■ Your task
In the items below, change every "x-tick-label" to "x-axis-tick-label" and repeat the lines with nothing else altered.

-- Start --

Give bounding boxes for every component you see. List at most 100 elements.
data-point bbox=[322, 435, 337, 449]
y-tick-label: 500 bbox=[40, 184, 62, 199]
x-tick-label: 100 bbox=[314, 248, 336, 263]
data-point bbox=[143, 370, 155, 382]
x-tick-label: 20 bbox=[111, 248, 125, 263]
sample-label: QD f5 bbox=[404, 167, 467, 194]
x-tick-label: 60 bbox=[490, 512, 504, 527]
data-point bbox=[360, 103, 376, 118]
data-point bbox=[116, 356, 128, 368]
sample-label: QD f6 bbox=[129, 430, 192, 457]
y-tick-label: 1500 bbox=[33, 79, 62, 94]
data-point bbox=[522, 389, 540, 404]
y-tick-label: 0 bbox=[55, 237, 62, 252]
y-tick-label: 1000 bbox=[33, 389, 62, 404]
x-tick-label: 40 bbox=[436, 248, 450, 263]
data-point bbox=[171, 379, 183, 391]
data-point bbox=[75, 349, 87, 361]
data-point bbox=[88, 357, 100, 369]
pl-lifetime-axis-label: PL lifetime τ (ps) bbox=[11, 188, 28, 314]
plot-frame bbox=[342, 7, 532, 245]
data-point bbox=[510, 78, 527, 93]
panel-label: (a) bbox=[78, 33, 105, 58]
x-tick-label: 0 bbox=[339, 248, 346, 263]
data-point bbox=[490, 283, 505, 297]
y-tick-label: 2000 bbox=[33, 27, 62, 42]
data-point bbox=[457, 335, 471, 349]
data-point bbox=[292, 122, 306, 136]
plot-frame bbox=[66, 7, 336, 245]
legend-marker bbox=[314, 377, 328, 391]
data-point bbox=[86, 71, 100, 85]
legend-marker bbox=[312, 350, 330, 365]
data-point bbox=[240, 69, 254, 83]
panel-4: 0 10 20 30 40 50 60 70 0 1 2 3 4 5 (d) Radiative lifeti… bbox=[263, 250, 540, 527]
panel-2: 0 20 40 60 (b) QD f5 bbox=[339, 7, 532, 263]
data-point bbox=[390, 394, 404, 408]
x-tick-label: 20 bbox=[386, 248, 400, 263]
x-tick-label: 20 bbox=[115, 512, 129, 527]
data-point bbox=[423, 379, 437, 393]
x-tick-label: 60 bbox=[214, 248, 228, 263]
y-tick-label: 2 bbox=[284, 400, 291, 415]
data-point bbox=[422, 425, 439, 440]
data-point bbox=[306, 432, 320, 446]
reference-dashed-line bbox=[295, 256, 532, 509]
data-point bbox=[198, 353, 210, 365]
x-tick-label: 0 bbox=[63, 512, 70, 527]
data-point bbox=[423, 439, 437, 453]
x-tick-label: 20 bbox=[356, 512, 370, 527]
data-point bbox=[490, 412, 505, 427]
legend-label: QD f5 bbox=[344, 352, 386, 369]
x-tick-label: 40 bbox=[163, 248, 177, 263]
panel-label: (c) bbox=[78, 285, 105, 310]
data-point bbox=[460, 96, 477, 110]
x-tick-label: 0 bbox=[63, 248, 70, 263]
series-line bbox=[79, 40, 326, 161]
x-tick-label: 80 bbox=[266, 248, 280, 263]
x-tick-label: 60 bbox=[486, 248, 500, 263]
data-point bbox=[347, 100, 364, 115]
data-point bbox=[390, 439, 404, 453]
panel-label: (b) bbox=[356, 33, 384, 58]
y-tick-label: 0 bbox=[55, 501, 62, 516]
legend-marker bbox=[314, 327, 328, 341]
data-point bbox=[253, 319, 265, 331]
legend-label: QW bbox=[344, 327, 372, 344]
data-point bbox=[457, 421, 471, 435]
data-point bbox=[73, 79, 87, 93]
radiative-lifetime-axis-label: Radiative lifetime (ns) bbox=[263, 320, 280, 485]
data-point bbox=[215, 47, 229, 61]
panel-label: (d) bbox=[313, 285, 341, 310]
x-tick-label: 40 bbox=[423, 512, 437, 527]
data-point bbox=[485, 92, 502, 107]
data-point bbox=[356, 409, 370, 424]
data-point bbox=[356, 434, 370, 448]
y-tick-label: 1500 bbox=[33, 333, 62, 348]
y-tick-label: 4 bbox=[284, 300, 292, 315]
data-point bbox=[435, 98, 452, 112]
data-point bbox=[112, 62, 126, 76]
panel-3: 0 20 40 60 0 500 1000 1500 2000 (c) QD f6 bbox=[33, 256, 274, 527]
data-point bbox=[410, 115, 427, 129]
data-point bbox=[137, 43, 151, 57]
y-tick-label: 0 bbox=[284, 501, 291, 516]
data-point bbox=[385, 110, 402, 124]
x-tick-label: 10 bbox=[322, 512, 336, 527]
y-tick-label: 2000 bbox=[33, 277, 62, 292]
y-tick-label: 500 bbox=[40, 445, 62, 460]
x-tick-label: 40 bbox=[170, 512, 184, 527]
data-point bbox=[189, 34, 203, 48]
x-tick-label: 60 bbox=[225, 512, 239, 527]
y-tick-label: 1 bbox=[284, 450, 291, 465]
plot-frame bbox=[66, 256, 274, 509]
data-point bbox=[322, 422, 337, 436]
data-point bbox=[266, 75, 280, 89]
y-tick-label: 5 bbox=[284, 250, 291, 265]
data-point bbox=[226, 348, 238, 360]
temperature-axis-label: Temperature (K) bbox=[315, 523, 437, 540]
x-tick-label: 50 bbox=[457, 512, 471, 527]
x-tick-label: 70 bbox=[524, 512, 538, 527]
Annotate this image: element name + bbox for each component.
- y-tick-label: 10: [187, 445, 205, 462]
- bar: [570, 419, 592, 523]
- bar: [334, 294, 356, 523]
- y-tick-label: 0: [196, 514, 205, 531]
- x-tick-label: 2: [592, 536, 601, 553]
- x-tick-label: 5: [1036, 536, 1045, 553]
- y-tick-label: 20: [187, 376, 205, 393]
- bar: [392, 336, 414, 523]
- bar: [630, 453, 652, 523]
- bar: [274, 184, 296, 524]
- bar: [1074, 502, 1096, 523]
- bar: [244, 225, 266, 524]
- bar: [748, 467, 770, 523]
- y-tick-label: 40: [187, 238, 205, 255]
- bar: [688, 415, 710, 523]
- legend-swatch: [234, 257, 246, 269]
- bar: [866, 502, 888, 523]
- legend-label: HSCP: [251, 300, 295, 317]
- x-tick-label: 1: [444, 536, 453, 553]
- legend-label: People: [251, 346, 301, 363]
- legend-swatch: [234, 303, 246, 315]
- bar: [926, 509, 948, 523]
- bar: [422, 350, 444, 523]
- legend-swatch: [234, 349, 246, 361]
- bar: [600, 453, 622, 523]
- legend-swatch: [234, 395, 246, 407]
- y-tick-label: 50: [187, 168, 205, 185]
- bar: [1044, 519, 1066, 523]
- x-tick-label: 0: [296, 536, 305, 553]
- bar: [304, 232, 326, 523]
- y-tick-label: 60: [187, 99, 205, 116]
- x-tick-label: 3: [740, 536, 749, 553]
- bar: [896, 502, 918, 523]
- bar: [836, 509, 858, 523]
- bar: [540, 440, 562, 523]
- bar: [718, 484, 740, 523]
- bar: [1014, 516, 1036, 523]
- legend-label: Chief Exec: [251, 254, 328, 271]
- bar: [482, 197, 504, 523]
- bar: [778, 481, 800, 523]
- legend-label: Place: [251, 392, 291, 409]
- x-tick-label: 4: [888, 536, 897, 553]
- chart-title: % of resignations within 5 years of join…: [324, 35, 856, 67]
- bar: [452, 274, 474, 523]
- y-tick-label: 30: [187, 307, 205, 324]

-- End --

■ Result of this exercise
Give bounding boxes for every component you see. List at most 100 elements.
data-point bbox=[322, 435, 337, 449]
y-tick-label: 500 bbox=[40, 184, 62, 199]
x-axis-tick-label: 100 bbox=[314, 248, 336, 263]
data-point bbox=[143, 370, 155, 382]
x-axis-tick-label: 20 bbox=[111, 248, 125, 263]
sample-label: QD f5 bbox=[404, 167, 467, 194]
x-axis-tick-label: 60 bbox=[490, 512, 504, 527]
data-point bbox=[360, 103, 376, 118]
data-point bbox=[116, 356, 128, 368]
sample-label: QD f6 bbox=[129, 430, 192, 457]
y-tick-label: 1500 bbox=[33, 79, 62, 94]
data-point bbox=[522, 389, 540, 404]
y-tick-label: 0 bbox=[55, 237, 62, 252]
y-tick-label: 1000 bbox=[33, 389, 62, 404]
x-axis-tick-label: 40 bbox=[436, 248, 450, 263]
data-point bbox=[171, 379, 183, 391]
data-point bbox=[75, 349, 87, 361]
data-point bbox=[88, 357, 100, 369]
pl-lifetime-axis-label: PL lifetime τ (ps) bbox=[11, 188, 28, 314]
plot-frame bbox=[342, 7, 532, 245]
data-point bbox=[510, 78, 527, 93]
panel-label: (a) bbox=[78, 33, 105, 58]
x-axis-tick-label: 0 bbox=[339, 248, 346, 263]
data-point bbox=[490, 283, 505, 297]
y-tick-label: 2000 bbox=[33, 27, 62, 42]
data-point bbox=[457, 335, 471, 349]
data-point bbox=[292, 122, 306, 136]
plot-frame bbox=[66, 7, 336, 245]
legend-marker bbox=[314, 377, 328, 391]
data-point bbox=[86, 71, 100, 85]
legend-marker bbox=[312, 350, 330, 365]
data-point bbox=[240, 69, 254, 83]
panel-4: 0 10 20 30 40 50 60 70 0 1 2 3 4 5 (d) Radiative lifeti… bbox=[263, 250, 540, 527]
panel-2: 0 20 40 60 (b) QD f5 bbox=[339, 7, 532, 263]
data-point bbox=[390, 394, 404, 408]
x-axis-tick-label: 20 bbox=[386, 248, 400, 263]
x-axis-tick-label: 20 bbox=[115, 512, 129, 527]
data-point bbox=[423, 379, 437, 393]
x-axis-tick-label: 60 bbox=[214, 248, 228, 263]
y-tick-label: 2 bbox=[284, 400, 291, 415]
data-point bbox=[422, 425, 439, 440]
data-point bbox=[306, 432, 320, 446]
reference-dashed-line bbox=[295, 256, 532, 509]
data-point bbox=[198, 353, 210, 365]
x-axis-tick-label: 0 bbox=[63, 512, 70, 527]
data-point bbox=[423, 439, 437, 453]
x-axis-tick-label: 20 bbox=[356, 512, 370, 527]
data-point bbox=[490, 412, 505, 427]
legend-label: QD f5 bbox=[344, 352, 386, 369]
x-axis-tick-label: 40 bbox=[163, 248, 177, 263]
panel-label: (c) bbox=[78, 285, 105, 310]
data-point bbox=[460, 96, 477, 110]
x-axis-tick-label: 0 bbox=[63, 248, 70, 263]
series-line bbox=[79, 40, 326, 161]
x-axis-tick-label: 80 bbox=[266, 248, 280, 263]
x-axis-tick-label: 60 bbox=[486, 248, 500, 263]
data-point bbox=[347, 100, 364, 115]
data-point bbox=[390, 439, 404, 453]
panel-label: (b) bbox=[356, 33, 384, 58]
y-tick-label: 0 bbox=[55, 501, 62, 516]
legend-marker bbox=[314, 327, 328, 341]
data-point bbox=[253, 319, 265, 331]
legend-label: QW bbox=[344, 327, 372, 344]
data-point bbox=[457, 421, 471, 435]
data-point bbox=[73, 79, 87, 93]
radiative-lifetime-axis-label: Radiative lifetime (ns) bbox=[263, 320, 280, 485]
data-point bbox=[215, 47, 229, 61]
panel-label: (d) bbox=[313, 285, 341, 310]
x-axis-tick-label: 40 bbox=[423, 512, 437, 527]
data-point bbox=[485, 92, 502, 107]
data-point bbox=[356, 409, 370, 424]
data-point bbox=[356, 434, 370, 448]
y-tick-label: 1500 bbox=[33, 333, 62, 348]
y-tick-label: 4 bbox=[284, 300, 292, 315]
data-point bbox=[435, 98, 452, 112]
data-point bbox=[112, 62, 126, 76]
panel-3: 0 20 40 60 0 500 1000 1500 2000 (c) QD f6 bbox=[33, 256, 274, 527]
data-point bbox=[410, 115, 427, 129]
data-point bbox=[137, 43, 151, 57]
y-tick-label: 0 bbox=[284, 501, 291, 516]
data-point bbox=[385, 110, 402, 124]
x-axis-tick-label: 10 bbox=[322, 512, 336, 527]
y-tick-label: 2000 bbox=[33, 277, 62, 292]
y-tick-label: 500 bbox=[40, 445, 62, 460]
x-axis-tick-label: 40 bbox=[170, 512, 184, 527]
data-point bbox=[189, 34, 203, 48]
x-axis-tick-label: 60 bbox=[225, 512, 239, 527]
y-tick-label: 1 bbox=[284, 450, 291, 465]
plot-frame bbox=[66, 256, 274, 509]
data-point bbox=[322, 422, 337, 436]
data-point bbox=[266, 75, 280, 89]
y-tick-label: 5 bbox=[284, 250, 291, 265]
data-point bbox=[226, 348, 238, 360]
temperature-axis-label: Temperature (K) bbox=[315, 523, 437, 540]
x-axis-tick-label: 50 bbox=[457, 512, 471, 527]
x-axis-tick-label: 70 bbox=[524, 512, 538, 527]
Annotate this image: element name + bbox for each component.
- y-tick-label: 10: [187, 445, 205, 462]
- bar: [570, 419, 592, 523]
- bar: [334, 294, 356, 523]
- y-tick-label: 0: [196, 514, 205, 531]
- x-axis-tick-label: 2: [592, 536, 601, 553]
- x-axis-tick-label: 5: [1036, 536, 1045, 553]
- y-tick-label: 20: [187, 376, 205, 393]
- bar: [392, 336, 414, 523]
- bar: [630, 453, 652, 523]
- bar: [274, 184, 296, 524]
- bar: [1074, 502, 1096, 523]
- bar: [244, 225, 266, 524]
- bar: [748, 467, 770, 523]
- y-tick-label: 40: [187, 238, 205, 255]
- bar: [688, 415, 710, 523]
- legend-swatch: [234, 257, 246, 269]
- bar: [866, 502, 888, 523]
- legend-label: HSCP: [251, 300, 295, 317]
- x-axis-tick-label: 1: [444, 536, 453, 553]
- legend-label: People: [251, 346, 301, 363]
- legend-swatch: [234, 303, 246, 315]
- bar: [926, 509, 948, 523]
- bar: [422, 350, 444, 523]
- legend-swatch: [234, 349, 246, 361]
- bar: [600, 453, 622, 523]
- legend-swatch: [234, 395, 246, 407]
- y-tick-label: 50: [187, 168, 205, 185]
- bar: [1044, 519, 1066, 523]
- x-axis-tick-label: 0: [296, 536, 305, 553]
- bar: [304, 232, 326, 523]
- y-tick-label: 60: [187, 99, 205, 116]
- x-axis-tick-label: 3: [740, 536, 749, 553]
- bar: [896, 502, 918, 523]
- bar: [836, 509, 858, 523]
- bar: [540, 440, 562, 523]
- bar: [718, 484, 740, 523]
- bar: [1014, 516, 1036, 523]
- legend-label: Chief Exec: [251, 254, 328, 271]
- bar: [482, 197, 504, 523]
- bar: [778, 481, 800, 523]
- legend-label: Place: [251, 392, 291, 409]
- x-axis-tick-label: 4: [888, 536, 897, 553]
- chart-title: % of resignations within 5 years of join…: [324, 35, 856, 67]
- bar: [452, 274, 474, 523]
- y-tick-label: 30: [187, 307, 205, 324]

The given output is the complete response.